[SHORT EXERCISE]: Look through the records below, count the lines with the word "some", and reply with only the number.

[MATERIAL TO PROCESS]:
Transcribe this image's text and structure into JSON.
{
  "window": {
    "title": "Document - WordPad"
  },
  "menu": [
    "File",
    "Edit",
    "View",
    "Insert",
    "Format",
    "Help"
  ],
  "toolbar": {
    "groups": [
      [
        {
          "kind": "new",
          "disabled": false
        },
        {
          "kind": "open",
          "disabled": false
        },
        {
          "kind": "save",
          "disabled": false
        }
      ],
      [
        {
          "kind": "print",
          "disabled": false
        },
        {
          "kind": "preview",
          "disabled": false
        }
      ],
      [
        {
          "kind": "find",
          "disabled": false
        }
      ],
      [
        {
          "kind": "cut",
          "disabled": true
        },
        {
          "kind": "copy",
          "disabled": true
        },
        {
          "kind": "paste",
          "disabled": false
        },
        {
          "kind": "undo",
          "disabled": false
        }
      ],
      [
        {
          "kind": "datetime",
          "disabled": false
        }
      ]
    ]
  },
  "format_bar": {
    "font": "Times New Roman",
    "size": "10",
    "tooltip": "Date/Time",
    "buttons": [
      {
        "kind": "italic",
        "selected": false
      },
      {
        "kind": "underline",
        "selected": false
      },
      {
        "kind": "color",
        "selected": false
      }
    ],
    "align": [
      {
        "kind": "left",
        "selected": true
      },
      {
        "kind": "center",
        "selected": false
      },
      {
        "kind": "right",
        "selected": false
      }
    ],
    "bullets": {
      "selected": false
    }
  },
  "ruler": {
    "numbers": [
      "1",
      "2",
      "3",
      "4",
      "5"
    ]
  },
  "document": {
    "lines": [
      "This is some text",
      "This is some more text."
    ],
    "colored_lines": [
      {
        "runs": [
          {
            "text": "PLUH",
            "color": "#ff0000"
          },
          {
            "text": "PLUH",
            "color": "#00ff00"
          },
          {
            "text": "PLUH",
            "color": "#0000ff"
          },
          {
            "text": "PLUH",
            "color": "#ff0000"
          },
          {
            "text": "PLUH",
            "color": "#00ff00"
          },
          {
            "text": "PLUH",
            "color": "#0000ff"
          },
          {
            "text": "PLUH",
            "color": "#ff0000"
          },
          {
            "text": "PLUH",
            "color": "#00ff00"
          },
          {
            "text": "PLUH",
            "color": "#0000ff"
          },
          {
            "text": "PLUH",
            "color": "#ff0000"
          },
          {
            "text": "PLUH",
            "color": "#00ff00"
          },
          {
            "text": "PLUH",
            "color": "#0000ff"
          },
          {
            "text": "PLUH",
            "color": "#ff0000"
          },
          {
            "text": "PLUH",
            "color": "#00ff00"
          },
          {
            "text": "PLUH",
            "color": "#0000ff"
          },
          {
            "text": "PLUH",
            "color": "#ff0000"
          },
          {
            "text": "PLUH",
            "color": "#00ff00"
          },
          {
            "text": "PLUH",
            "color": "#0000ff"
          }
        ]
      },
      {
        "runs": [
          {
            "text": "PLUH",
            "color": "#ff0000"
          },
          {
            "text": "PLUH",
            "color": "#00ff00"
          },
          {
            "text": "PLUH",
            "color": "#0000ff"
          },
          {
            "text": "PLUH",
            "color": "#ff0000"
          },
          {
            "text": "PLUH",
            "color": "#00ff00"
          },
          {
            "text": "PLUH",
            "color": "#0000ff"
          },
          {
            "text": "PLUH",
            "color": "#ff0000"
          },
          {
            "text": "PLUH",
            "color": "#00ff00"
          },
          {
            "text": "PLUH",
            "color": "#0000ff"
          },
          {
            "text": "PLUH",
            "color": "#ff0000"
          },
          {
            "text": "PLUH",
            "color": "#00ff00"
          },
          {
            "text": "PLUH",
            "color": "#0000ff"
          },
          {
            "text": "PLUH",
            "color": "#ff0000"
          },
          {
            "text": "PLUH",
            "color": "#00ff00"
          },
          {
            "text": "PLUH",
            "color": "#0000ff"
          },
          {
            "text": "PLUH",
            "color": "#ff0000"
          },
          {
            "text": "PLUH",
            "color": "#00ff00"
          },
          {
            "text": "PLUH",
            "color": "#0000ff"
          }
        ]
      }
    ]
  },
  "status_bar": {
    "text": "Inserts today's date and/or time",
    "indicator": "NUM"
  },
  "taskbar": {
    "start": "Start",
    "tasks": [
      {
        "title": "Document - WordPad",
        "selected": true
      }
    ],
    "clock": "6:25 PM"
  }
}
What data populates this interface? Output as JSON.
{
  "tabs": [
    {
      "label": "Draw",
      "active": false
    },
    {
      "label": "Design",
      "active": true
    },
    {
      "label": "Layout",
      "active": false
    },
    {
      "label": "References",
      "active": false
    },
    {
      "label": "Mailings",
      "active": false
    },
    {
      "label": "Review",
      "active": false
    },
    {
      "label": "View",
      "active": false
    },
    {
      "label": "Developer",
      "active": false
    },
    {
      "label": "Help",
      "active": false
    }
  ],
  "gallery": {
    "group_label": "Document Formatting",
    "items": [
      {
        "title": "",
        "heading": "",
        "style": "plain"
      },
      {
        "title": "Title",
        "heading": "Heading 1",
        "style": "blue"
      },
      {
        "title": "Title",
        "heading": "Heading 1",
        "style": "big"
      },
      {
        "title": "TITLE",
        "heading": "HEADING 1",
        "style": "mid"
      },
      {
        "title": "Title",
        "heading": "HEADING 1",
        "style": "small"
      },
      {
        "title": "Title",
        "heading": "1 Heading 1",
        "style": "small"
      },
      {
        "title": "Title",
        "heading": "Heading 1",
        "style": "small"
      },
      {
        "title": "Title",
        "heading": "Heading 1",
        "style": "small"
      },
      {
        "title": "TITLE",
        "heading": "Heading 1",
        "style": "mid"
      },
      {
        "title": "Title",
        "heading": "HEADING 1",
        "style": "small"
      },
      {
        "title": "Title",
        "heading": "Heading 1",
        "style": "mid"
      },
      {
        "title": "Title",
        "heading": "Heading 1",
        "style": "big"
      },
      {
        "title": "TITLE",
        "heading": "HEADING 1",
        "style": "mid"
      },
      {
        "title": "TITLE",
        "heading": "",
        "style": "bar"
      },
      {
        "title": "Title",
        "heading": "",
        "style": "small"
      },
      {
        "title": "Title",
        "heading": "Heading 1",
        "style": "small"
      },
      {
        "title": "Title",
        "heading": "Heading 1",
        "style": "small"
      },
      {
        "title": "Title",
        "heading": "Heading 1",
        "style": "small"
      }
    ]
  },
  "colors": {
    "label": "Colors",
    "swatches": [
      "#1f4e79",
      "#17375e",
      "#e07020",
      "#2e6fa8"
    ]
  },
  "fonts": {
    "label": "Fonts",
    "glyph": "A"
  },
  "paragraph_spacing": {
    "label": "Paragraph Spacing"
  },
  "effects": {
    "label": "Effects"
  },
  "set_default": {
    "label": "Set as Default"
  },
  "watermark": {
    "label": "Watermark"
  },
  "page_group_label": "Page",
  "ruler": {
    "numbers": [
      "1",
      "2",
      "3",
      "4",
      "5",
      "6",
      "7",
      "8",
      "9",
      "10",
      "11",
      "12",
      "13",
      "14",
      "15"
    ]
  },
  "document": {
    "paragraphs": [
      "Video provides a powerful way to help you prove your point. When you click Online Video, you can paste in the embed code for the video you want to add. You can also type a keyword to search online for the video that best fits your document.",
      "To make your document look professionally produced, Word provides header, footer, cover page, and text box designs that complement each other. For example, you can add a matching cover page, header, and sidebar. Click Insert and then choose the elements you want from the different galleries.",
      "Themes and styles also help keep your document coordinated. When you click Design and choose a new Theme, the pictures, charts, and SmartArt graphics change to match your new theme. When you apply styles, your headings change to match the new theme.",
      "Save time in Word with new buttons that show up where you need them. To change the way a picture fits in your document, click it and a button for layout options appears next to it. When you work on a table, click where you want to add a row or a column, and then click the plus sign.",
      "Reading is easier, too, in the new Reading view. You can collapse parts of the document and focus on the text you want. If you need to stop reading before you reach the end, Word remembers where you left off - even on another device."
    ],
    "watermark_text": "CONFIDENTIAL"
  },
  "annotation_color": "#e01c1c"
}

[EXERCISE OUTPUT]: 2